Go over the entries below line by line, copying each one that contains the word "placement".

## BEGIN Records provided

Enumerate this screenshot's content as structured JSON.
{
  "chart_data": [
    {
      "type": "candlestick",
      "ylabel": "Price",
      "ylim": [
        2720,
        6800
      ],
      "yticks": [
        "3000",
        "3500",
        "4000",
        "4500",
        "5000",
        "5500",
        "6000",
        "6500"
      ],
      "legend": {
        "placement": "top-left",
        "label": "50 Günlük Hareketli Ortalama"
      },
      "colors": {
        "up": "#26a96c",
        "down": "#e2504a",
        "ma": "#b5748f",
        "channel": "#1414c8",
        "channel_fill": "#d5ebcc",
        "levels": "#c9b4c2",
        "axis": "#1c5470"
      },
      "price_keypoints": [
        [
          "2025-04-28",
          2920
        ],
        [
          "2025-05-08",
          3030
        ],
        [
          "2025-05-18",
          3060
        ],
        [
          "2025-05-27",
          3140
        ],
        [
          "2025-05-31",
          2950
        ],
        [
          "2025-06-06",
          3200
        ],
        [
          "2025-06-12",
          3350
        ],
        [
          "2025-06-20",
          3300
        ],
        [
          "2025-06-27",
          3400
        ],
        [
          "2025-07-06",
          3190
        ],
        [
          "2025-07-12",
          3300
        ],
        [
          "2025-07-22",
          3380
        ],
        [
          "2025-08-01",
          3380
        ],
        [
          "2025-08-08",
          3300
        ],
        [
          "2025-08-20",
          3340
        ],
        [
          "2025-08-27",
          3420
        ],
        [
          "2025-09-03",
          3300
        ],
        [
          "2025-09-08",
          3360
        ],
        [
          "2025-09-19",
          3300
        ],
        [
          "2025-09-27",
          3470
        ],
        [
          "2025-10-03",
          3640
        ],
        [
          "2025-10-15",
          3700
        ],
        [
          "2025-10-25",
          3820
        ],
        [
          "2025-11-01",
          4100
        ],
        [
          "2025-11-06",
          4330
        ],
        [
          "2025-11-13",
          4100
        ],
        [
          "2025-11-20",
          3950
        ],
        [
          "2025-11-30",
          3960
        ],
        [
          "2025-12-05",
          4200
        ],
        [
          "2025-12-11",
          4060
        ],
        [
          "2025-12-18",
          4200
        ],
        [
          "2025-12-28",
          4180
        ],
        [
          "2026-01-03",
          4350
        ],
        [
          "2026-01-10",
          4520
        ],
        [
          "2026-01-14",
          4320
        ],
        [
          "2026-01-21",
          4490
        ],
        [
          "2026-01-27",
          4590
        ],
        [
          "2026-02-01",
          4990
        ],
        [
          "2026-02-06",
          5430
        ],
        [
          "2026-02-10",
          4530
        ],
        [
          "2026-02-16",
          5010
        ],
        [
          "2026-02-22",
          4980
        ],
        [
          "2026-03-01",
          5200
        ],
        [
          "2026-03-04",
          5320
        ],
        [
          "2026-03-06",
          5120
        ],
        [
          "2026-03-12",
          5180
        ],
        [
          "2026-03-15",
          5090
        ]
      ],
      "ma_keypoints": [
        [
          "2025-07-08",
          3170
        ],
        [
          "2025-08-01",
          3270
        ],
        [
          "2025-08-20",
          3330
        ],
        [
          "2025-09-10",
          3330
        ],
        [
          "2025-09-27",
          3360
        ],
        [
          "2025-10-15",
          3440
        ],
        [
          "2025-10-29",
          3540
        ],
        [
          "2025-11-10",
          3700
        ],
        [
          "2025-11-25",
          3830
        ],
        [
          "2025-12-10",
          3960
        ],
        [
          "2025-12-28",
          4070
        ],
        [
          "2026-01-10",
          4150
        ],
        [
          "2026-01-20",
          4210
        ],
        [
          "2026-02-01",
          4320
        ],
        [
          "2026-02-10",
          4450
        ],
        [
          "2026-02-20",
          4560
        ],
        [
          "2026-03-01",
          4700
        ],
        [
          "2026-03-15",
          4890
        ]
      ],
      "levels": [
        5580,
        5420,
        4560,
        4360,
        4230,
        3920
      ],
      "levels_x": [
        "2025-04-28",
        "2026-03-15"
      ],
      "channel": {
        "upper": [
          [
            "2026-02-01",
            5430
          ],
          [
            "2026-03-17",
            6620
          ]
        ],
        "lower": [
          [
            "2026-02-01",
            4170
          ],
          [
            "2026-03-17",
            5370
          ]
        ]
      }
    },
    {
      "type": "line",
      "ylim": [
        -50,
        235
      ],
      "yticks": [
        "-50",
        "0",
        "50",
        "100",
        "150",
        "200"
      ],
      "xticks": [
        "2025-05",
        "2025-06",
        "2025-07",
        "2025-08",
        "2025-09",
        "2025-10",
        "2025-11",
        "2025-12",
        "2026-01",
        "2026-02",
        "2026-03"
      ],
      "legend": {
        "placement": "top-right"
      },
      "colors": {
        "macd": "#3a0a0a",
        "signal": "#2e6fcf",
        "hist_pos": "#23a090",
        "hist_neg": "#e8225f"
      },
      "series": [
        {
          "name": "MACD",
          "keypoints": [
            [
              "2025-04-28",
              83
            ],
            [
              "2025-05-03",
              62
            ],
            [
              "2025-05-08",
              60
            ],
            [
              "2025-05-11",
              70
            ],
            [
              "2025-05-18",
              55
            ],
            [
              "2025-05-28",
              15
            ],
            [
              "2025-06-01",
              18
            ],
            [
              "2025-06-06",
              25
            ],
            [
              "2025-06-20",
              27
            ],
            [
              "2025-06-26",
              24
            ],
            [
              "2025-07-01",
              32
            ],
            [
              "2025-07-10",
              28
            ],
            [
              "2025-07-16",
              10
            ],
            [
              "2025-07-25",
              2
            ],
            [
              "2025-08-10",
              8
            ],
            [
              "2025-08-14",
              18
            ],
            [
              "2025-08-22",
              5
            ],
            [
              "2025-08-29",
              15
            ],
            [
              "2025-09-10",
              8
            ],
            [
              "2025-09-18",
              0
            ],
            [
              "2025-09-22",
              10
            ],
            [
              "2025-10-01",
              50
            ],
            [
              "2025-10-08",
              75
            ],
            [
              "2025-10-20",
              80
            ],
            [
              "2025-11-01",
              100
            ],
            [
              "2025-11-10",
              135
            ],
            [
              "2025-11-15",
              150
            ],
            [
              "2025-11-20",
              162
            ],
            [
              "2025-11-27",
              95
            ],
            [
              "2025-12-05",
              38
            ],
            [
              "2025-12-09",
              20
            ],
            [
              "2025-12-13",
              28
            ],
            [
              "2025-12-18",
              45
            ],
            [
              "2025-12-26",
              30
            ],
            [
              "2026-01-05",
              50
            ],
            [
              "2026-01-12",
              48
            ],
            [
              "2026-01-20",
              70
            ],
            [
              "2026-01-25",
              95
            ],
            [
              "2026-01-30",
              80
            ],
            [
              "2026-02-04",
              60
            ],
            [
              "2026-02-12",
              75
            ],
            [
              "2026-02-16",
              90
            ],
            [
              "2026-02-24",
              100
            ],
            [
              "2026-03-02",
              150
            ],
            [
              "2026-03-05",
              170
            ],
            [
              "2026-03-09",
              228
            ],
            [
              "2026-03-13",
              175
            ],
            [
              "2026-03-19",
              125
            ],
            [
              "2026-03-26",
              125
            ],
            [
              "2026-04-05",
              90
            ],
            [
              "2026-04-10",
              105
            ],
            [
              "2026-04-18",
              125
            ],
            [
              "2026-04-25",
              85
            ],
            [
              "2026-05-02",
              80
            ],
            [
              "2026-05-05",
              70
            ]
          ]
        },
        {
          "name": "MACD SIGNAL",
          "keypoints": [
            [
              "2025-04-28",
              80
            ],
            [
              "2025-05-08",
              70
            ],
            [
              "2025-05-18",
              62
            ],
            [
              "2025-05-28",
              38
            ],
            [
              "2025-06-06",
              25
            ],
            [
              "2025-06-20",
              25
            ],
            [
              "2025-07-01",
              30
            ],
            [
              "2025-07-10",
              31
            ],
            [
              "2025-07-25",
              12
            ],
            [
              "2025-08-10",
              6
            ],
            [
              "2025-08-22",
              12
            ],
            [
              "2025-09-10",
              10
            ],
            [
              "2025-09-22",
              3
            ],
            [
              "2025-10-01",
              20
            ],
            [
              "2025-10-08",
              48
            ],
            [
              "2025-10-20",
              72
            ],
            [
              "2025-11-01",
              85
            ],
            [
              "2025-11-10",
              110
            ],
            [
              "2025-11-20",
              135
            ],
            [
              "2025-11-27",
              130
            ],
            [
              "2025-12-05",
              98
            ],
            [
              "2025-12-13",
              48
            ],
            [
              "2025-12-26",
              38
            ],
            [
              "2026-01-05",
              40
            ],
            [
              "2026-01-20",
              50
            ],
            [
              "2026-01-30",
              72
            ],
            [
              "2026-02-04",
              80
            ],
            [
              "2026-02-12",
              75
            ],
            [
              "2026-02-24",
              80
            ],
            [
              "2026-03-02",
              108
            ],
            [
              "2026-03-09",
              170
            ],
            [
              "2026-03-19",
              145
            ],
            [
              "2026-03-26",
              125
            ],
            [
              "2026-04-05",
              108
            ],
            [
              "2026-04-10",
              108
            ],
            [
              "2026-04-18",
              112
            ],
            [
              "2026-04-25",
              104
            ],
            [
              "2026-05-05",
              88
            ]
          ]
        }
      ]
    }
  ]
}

## END Records provided

> [Full solution]
        "placement": "top-left",
        "placement": "top-right"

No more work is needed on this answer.